= Beginning of Section =
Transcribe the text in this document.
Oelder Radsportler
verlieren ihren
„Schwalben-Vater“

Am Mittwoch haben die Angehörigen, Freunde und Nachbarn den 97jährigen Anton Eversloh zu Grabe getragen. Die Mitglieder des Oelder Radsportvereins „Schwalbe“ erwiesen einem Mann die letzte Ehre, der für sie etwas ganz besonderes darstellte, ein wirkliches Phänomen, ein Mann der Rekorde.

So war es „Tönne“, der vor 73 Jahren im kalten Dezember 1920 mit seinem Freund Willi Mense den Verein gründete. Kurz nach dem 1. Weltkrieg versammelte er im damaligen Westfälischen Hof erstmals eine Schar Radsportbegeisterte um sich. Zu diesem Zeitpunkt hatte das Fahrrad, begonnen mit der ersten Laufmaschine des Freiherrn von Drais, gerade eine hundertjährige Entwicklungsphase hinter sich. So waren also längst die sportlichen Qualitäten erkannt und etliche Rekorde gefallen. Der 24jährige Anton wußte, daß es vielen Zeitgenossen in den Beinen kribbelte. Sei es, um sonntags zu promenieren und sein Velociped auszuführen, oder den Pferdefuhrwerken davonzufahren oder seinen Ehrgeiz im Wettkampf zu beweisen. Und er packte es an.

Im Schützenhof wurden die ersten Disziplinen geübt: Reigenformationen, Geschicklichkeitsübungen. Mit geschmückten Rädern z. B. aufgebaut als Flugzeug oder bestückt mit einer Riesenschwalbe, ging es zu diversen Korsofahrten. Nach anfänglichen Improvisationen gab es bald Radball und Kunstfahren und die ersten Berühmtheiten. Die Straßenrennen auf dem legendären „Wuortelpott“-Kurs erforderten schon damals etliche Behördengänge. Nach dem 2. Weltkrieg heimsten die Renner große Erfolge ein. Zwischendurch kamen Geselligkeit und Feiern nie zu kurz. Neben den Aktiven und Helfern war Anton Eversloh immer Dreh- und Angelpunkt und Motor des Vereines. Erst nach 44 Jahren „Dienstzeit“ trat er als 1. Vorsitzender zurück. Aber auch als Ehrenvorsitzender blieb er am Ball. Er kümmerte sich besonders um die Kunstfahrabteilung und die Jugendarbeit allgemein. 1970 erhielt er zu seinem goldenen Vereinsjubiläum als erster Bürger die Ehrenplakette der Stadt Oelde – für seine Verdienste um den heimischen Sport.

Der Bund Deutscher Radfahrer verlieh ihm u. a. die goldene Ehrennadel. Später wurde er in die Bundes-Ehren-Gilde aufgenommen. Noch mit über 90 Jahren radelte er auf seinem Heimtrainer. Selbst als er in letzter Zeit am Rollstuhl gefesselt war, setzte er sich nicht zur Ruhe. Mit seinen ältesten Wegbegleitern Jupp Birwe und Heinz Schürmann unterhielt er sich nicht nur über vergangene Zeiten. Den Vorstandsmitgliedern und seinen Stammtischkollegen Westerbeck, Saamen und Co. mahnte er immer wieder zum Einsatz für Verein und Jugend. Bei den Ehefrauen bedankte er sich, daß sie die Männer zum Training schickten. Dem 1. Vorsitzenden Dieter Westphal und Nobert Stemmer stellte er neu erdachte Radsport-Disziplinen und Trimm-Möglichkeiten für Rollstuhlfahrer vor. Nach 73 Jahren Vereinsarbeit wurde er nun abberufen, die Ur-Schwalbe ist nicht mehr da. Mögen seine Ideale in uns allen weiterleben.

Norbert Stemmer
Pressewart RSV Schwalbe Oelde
= End of Section =
Task description
Check every line above for the string "Oelder" and copy those that have it.

Task result
Oelder Radsportler
Am Mittwoch haben die Angehörigen, Freunde und Nachbarn den 97jährigen Anton Eversloh zu Grabe getragen. Die Mitglieder des Oelder Radsportvereins „Schwalbe“ erwiesen einem Mann die letzte Ehre, der für sie etwas ganz besonderes darstellte, ein wirkliches Phänomen, ein Mann der Rekorde.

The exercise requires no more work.